### DATA FOR THIS TASK
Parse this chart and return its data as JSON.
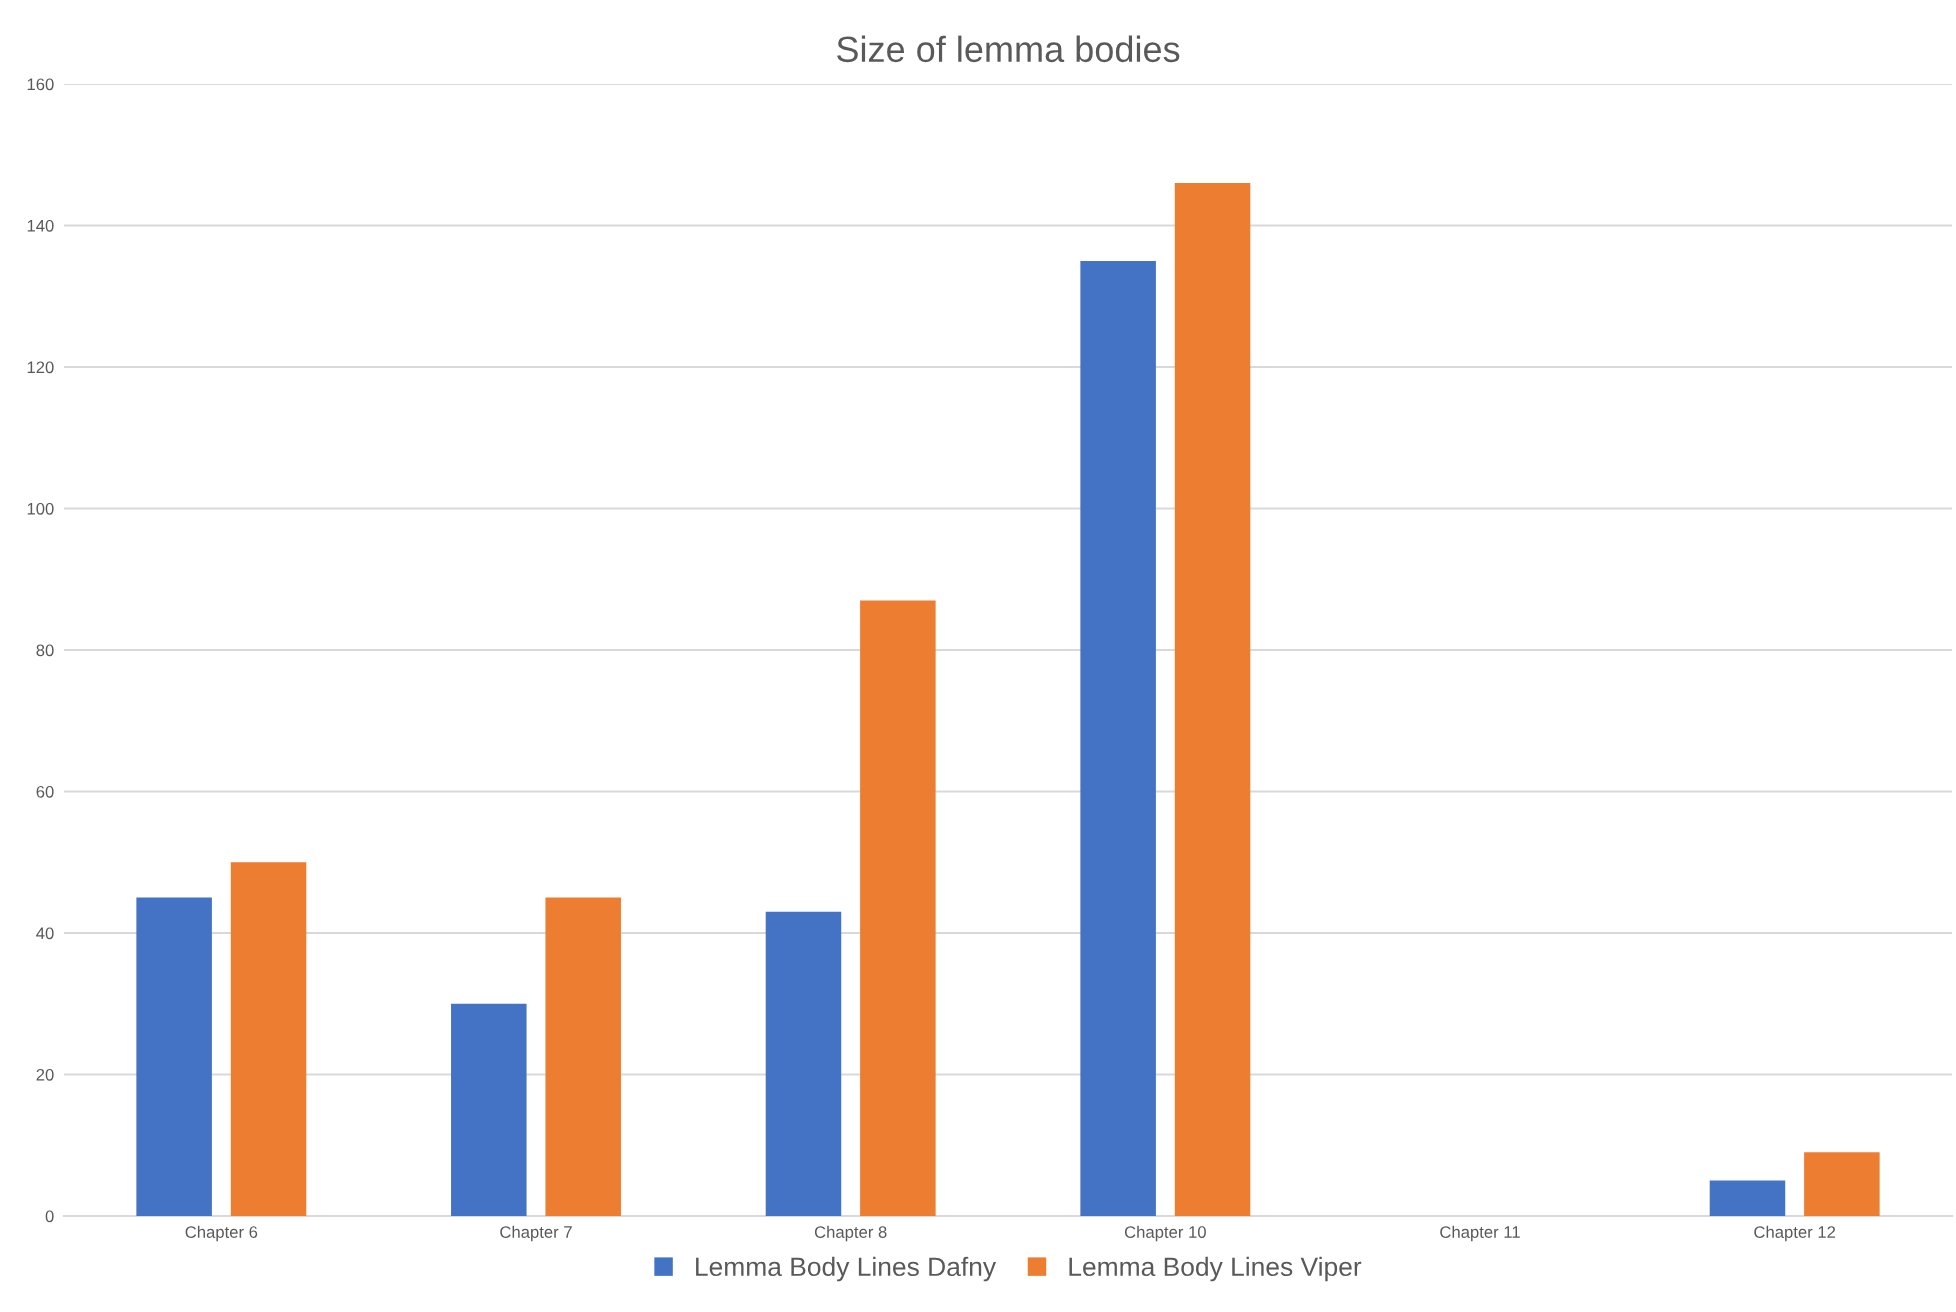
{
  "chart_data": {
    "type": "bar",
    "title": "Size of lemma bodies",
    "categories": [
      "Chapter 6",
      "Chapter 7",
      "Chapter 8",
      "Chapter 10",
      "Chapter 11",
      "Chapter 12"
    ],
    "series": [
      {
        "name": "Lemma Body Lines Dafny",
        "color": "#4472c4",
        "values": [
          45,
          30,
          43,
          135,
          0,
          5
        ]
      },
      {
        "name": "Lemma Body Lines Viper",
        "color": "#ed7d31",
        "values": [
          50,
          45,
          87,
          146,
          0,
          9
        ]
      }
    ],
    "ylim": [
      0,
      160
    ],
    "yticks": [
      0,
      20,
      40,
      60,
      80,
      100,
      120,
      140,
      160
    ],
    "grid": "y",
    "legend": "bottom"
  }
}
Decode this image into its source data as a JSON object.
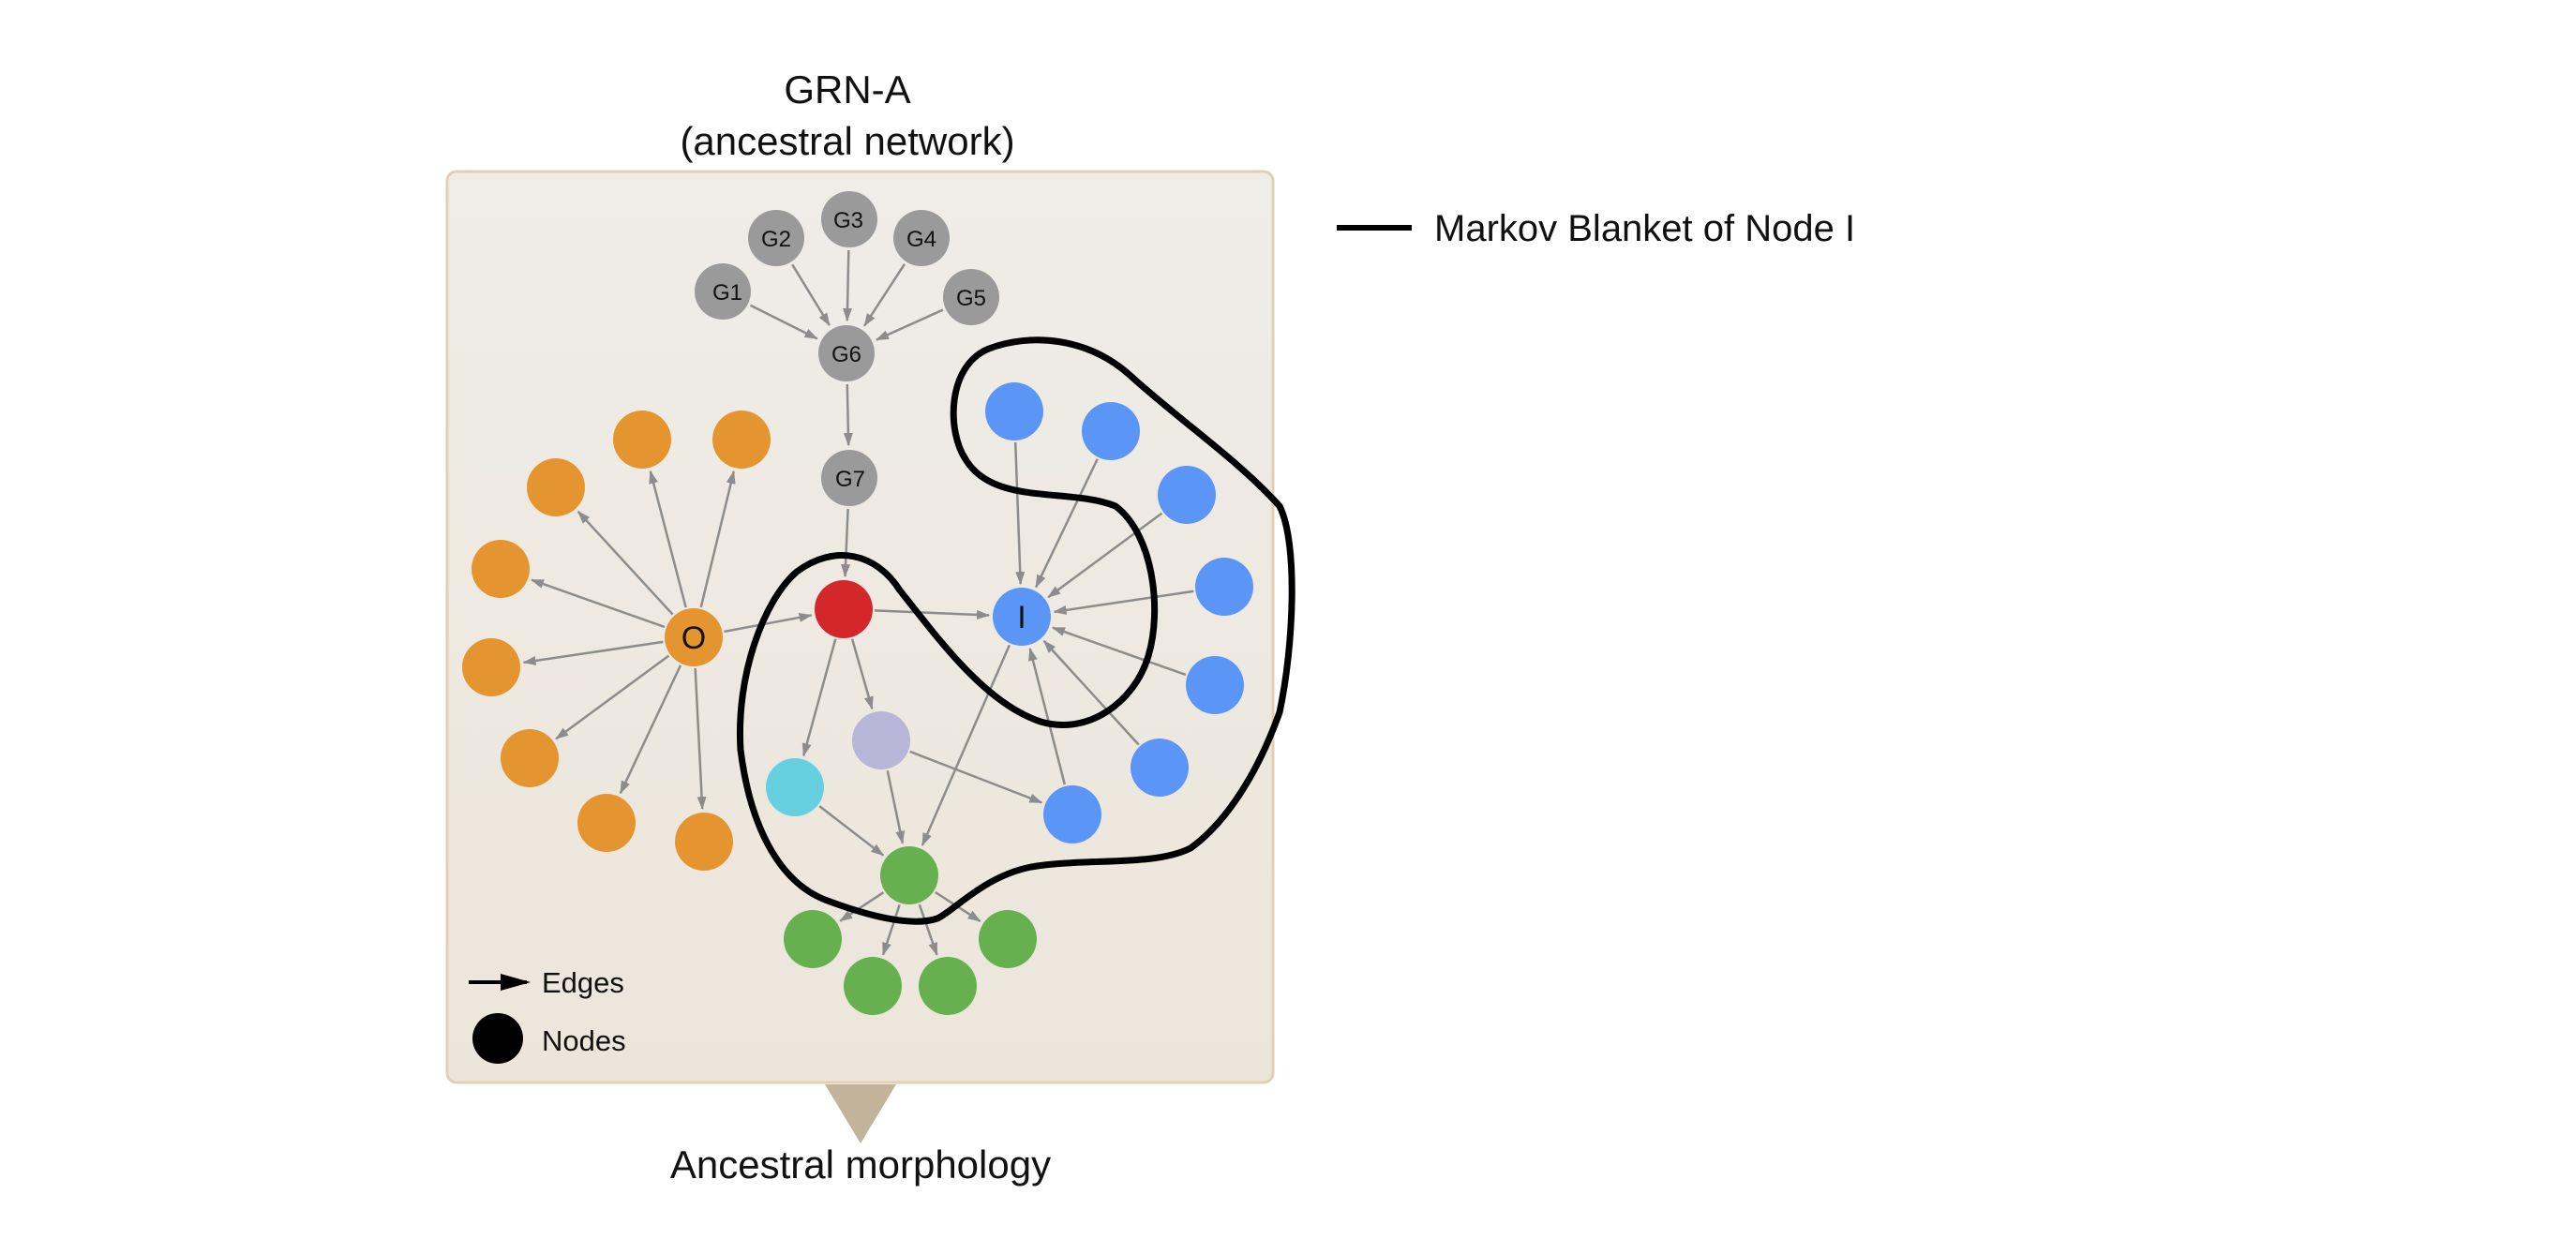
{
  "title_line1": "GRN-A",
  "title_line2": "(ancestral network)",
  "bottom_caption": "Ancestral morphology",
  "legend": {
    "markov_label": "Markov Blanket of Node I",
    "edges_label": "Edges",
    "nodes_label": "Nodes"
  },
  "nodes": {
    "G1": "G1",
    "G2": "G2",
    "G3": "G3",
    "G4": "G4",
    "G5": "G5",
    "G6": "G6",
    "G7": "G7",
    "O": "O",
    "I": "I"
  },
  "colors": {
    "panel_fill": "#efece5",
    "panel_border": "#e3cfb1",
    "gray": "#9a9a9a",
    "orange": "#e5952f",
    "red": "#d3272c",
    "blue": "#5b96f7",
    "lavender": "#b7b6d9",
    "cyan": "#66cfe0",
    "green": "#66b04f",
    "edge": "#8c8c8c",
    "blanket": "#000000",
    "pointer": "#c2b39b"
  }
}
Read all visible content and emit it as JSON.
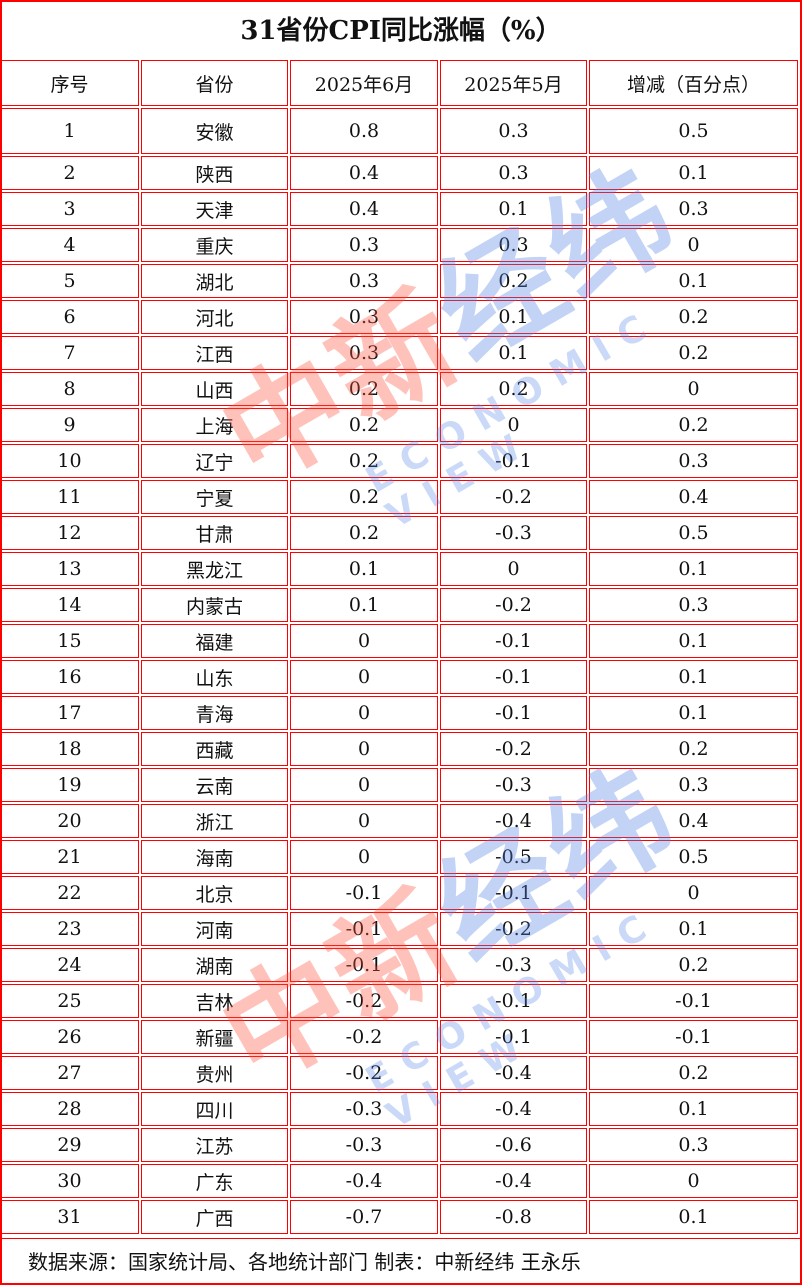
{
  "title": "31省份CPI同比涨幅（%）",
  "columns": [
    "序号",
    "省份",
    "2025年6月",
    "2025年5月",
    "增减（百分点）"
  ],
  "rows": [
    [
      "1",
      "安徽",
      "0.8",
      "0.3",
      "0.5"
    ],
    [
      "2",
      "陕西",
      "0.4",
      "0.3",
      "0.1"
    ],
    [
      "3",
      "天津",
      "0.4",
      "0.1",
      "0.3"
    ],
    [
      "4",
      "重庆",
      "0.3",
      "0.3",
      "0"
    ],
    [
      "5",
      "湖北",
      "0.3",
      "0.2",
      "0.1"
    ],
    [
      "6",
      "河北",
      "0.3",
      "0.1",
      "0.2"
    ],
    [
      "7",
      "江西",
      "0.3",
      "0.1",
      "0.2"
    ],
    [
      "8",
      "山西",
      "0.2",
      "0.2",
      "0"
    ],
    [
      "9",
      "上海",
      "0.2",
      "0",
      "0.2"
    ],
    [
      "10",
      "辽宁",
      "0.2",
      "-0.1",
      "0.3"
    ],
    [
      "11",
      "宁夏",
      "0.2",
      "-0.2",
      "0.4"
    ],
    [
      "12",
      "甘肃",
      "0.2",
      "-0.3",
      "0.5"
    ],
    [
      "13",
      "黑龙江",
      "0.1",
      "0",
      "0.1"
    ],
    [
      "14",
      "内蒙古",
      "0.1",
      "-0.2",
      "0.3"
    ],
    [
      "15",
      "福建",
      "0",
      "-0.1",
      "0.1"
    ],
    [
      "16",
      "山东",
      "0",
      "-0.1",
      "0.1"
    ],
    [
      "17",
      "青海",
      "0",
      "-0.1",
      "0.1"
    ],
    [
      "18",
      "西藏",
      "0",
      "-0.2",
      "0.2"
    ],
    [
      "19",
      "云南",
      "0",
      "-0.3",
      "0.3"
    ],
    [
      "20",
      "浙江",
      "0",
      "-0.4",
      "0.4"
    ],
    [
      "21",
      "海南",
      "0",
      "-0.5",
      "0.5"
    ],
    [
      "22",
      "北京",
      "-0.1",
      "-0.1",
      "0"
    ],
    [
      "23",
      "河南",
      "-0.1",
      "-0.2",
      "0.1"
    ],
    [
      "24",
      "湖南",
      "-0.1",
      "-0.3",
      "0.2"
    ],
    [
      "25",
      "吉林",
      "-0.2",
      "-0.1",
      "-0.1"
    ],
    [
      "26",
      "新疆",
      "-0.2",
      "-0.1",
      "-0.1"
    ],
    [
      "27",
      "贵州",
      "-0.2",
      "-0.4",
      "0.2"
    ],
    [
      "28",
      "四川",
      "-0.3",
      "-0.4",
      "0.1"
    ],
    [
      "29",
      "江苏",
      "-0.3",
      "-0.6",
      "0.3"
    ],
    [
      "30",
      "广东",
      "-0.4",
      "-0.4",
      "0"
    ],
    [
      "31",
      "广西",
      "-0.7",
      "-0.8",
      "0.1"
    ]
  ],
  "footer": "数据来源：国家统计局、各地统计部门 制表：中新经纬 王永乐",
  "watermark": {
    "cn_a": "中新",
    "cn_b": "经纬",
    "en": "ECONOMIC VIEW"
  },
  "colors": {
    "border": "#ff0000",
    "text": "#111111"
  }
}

### SHORT PROBLEM
Your answer should be a single number: the count of lines in the material above that contain "Body".

### WRITTEN ANSWER
2